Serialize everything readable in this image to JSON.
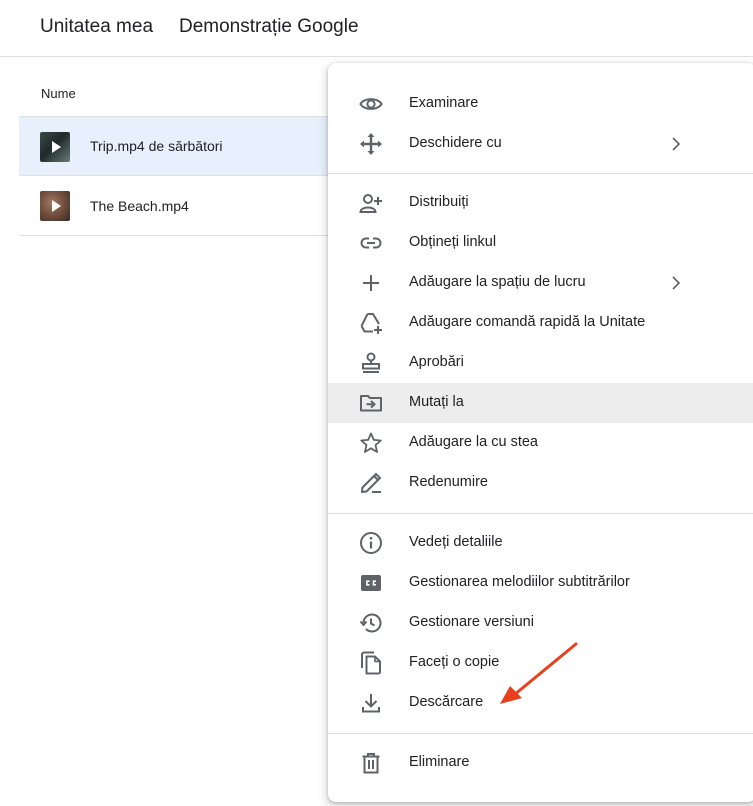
{
  "breadcrumb": {
    "root": "Unitatea mea",
    "current": "Demonstrație Google"
  },
  "file_list": {
    "column_name": "Nume",
    "rows": [
      {
        "name": "Trip.mp4 de sărbători",
        "thumb_icon": "video-thumbnail-icon",
        "selected": true
      },
      {
        "name": "The Beach.mp4",
        "thumb_icon": "video-thumbnail-icon",
        "selected": false
      }
    ]
  },
  "context_menu": {
    "items": [
      {
        "label": "Examinare",
        "icon": "eye-icon"
      },
      {
        "label": "Deschidere cu",
        "icon": "move-arrows-icon",
        "submenu": true
      },
      {
        "label": "Distribuiți",
        "icon": "person-add-icon"
      },
      {
        "label": "Obțineți linkul",
        "icon": "link-icon"
      },
      {
        "label": "Adăugare la spațiu de lucru",
        "icon": "plus-icon",
        "submenu": true
      },
      {
        "label": "Adăugare comandă rapidă la Unitate",
        "icon": "drive-shortcut-icon"
      },
      {
        "label": "Aprobări",
        "icon": "stamp-icon"
      },
      {
        "label": "Mutați la",
        "icon": "folder-move-icon",
        "highlighted": true
      },
      {
        "label": "Adăugare la cu stea",
        "icon": "star-icon"
      },
      {
        "label": "Redenumire",
        "icon": "pencil-icon"
      },
      {
        "label": "Vedeți detaliile",
        "icon": "info-icon"
      },
      {
        "label": "Gestionarea melodiilor subtitrărilor",
        "icon": "closed-captions-icon"
      },
      {
        "label": "Gestionare versiuni",
        "icon": "history-icon"
      },
      {
        "label": "Faceți o copie",
        "icon": "copy-icon"
      },
      {
        "label": "Descărcare",
        "icon": "download-icon"
      },
      {
        "label": "Eliminare",
        "icon": "trash-icon"
      }
    ]
  },
  "annotation": {
    "color": "#e8401c",
    "points_to": "Descărcare"
  },
  "colors": {
    "selected_row": "#e8f0fe",
    "highlighted_item": "#ededed",
    "icon": "#5f6368"
  }
}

^^^^^^^^

• What you are asked to do
How many of the listing's lines contain "Descărcare"? Respond with a single number and nothing else.

• Reply
2